Can you output the material exactly as written, minus any pictures it holds?

GIVEN RECORDS →
+ + +

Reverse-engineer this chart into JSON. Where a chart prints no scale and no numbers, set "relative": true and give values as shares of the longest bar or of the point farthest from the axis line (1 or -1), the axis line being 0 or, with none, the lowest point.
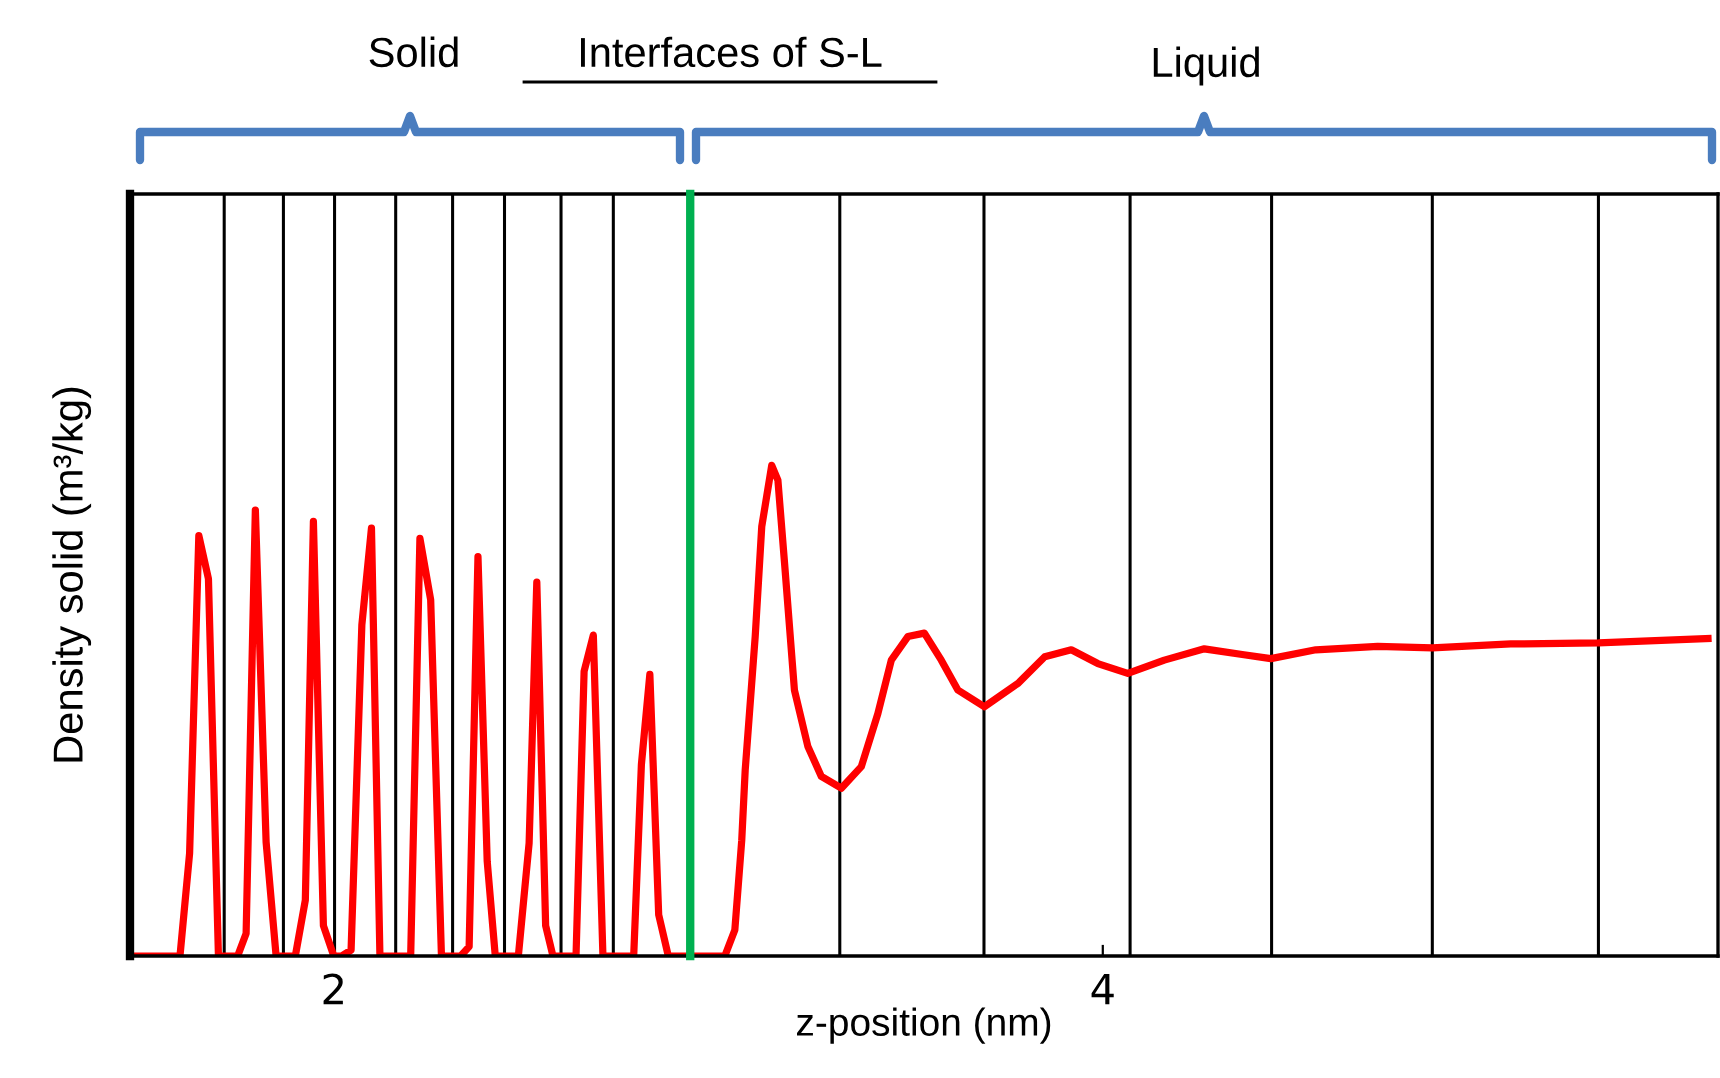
{
  "chart_data": {
    "type": "line",
    "xlabel": "z-position (nm)",
    "ylabel": "Density solid (m³/kg)",
    "relative": true,
    "xlim": [
      1.47,
      5.6
    ],
    "xticks": [
      2,
      4
    ],
    "grid": false,
    "marker": "none",
    "line_style": "solid",
    "annotations": [
      "Solid",
      "Interfaces of S-L",
      "Liquid"
    ],
    "series": [
      {
        "color": "#ff0000",
        "x": [
          1.48,
          1.6,
          1.625,
          1.649,
          1.674,
          1.7,
          1.75,
          1.772,
          1.796,
          1.824,
          1.85,
          1.9,
          1.926,
          1.947,
          1.973,
          2.0,
          2.02,
          2.045,
          2.073,
          2.098,
          2.12,
          2.2,
          2.224,
          2.252,
          2.28,
          2.33,
          2.352,
          2.375,
          2.399,
          2.42,
          2.48,
          2.508,
          2.528,
          2.551,
          2.57,
          2.63,
          2.651,
          2.675,
          2.7,
          2.78,
          2.8,
          2.822,
          2.845,
          2.87,
          3.017,
          3.043,
          3.061,
          3.07,
          3.096,
          3.113,
          3.139,
          3.155,
          3.173,
          3.198,
          3.233,
          3.268,
          3.32,
          3.372,
          3.415,
          3.45,
          3.493,
          3.536,
          3.58,
          3.623,
          3.692,
          3.78,
          3.849,
          3.918,
          3.987,
          4.065,
          4.16,
          4.264,
          4.367,
          4.437,
          4.554,
          4.715,
          4.857,
          5.061,
          5.289,
          5.574
        ],
        "values": [
          0,
          0,
          0.209,
          0.857,
          0.769,
          0,
          0,
          0.046,
          0.909,
          0.232,
          0,
          0,
          0.114,
          0.886,
          0.062,
          0,
          0,
          0.012,
          0.675,
          0.872,
          0,
          0,
          0.851,
          0.726,
          0,
          0,
          0.019,
          0.814,
          0.193,
          0,
          0,
          0.23,
          0.762,
          0.062,
          0,
          0,
          0.58,
          0.654,
          0,
          0,
          0.39,
          0.574,
          0.084,
          0,
          0,
          0.053,
          0.236,
          0.379,
          0.651,
          0.875,
          1,
          0.97,
          0.794,
          0.542,
          0.427,
          0.366,
          0.342,
          0.386,
          0.494,
          0.603,
          0.651,
          0.658,
          0.603,
          0.542,
          0.508,
          0.556,
          0.61,
          0.624,
          0.596,
          0.576,
          0.603,
          0.626,
          0.614,
          0.606,
          0.624,
          0.631,
          0.628,
          0.636,
          0.638,
          0.647
        ]
      }
    ],
    "ref_lines": [
      {
        "axis": "x",
        "value": 1.715,
        "color": "#000000"
      },
      {
        "axis": "x",
        "value": 1.869,
        "color": "#000000"
      },
      {
        "axis": "x",
        "value": 2.002,
        "color": "#000000"
      },
      {
        "axis": "x",
        "value": 2.161,
        "color": "#000000"
      },
      {
        "axis": "x",
        "value": 2.309,
        "color": "#000000"
      },
      {
        "axis": "x",
        "value": 2.444,
        "color": "#000000"
      },
      {
        "axis": "x",
        "value": 2.591,
        "color": "#000000"
      },
      {
        "axis": "x",
        "value": 2.727,
        "color": "#000000"
      },
      {
        "axis": "x",
        "value": 3.316,
        "color": "#000000"
      },
      {
        "axis": "x",
        "value": 3.691,
        "color": "#000000"
      },
      {
        "axis": "x",
        "value": 4.071,
        "color": "#000000"
      },
      {
        "axis": "x",
        "value": 4.439,
        "color": "#000000"
      },
      {
        "axis": "x",
        "value": 4.857,
        "color": "#000000"
      },
      {
        "axis": "x",
        "value": 5.289,
        "color": "#000000"
      },
      {
        "axis": "x",
        "value": 2.927,
        "color": "#00b050"
      }
    ]
  }
}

+ + +

THE ANSWER →
Reverse-engineer this chart into JSON. Where a chart prints no scale and no numbers, set "relative": true and give values as shares of the longest bar or of the point farthest from the axis line (1 or -1), the axis line being 0 or, with none, the lowest point.
{
  "chart_data": {
    "type": "line",
    "xlabel": "z-position (nm)",
    "ylabel": "Density solid (m³/kg)",
    "relative": true,
    "xlim": [
      1.47,
      5.6
    ],
    "xticks": [
      2,
      4
    ],
    "grid": false,
    "marker": "none",
    "line_style": "solid",
    "annotations": [
      "Solid",
      "Interfaces of S-L",
      "Liquid"
    ],
    "series": [
      {
        "color": "#ff0000",
        "x": [
          1.48,
          1.6,
          1.625,
          1.649,
          1.674,
          1.7,
          1.75,
          1.772,
          1.796,
          1.824,
          1.85,
          1.9,
          1.926,
          1.947,
          1.973,
          2.0,
          2.02,
          2.045,
          2.073,
          2.098,
          2.12,
          2.2,
          2.224,
          2.252,
          2.28,
          2.33,
          2.352,
          2.375,
          2.399,
          2.42,
          2.48,
          2.508,
          2.528,
          2.551,
          2.57,
          2.63,
          2.651,
          2.675,
          2.7,
          2.78,
          2.8,
          2.822,
          2.845,
          2.87,
          3.017,
          3.043,
          3.061,
          3.07,
          3.096,
          3.113,
          3.139,
          3.155,
          3.173,
          3.198,
          3.233,
          3.268,
          3.32,
          3.372,
          3.415,
          3.45,
          3.493,
          3.536,
          3.58,
          3.623,
          3.692,
          3.78,
          3.849,
          3.918,
          3.987,
          4.065,
          4.16,
          4.264,
          4.367,
          4.437,
          4.554,
          4.715,
          4.857,
          5.061,
          5.289,
          5.574
        ],
        "values": [
          0,
          0,
          0.209,
          0.857,
          0.769,
          0,
          0,
          0.046,
          0.909,
          0.232,
          0,
          0,
          0.114,
          0.886,
          0.062,
          0,
          0,
          0.012,
          0.675,
          0.872,
          0,
          0,
          0.851,
          0.726,
          0,
          0,
          0.019,
          0.814,
          0.193,
          0,
          0,
          0.23,
          0.762,
          0.062,
          0,
          0,
          0.58,
          0.654,
          0,
          0,
          0.39,
          0.574,
          0.084,
          0,
          0,
          0.053,
          0.236,
          0.379,
          0.651,
          0.875,
          1,
          0.97,
          0.794,
          0.542,
          0.427,
          0.366,
          0.342,
          0.386,
          0.494,
          0.603,
          0.651,
          0.658,
          0.603,
          0.542,
          0.508,
          0.556,
          0.61,
          0.624,
          0.596,
          0.576,
          0.603,
          0.626,
          0.614,
          0.606,
          0.624,
          0.631,
          0.628,
          0.636,
          0.638,
          0.647
        ]
      }
    ],
    "ref_lines": [
      {
        "axis": "x",
        "value": 1.715,
        "color": "#000000"
      },
      {
        "axis": "x",
        "value": 1.869,
        "color": "#000000"
      },
      {
        "axis": "x",
        "value": 2.002,
        "color": "#000000"
      },
      {
        "axis": "x",
        "value": 2.161,
        "color": "#000000"
      },
      {
        "axis": "x",
        "value": 2.309,
        "color": "#000000"
      },
      {
        "axis": "x",
        "value": 2.444,
        "color": "#000000"
      },
      {
        "axis": "x",
        "value": 2.591,
        "color": "#000000"
      },
      {
        "axis": "x",
        "value": 2.727,
        "color": "#000000"
      },
      {
        "axis": "x",
        "value": 3.316,
        "color": "#000000"
      },
      {
        "axis": "x",
        "value": 3.691,
        "color": "#000000"
      },
      {
        "axis": "x",
        "value": 4.071,
        "color": "#000000"
      },
      {
        "axis": "x",
        "value": 4.439,
        "color": "#000000"
      },
      {
        "axis": "x",
        "value": 4.857,
        "color": "#000000"
      },
      {
        "axis": "x",
        "value": 5.289,
        "color": "#000000"
      },
      {
        "axis": "x",
        "value": 2.927,
        "color": "#00b050"
      }
    ]
  }
}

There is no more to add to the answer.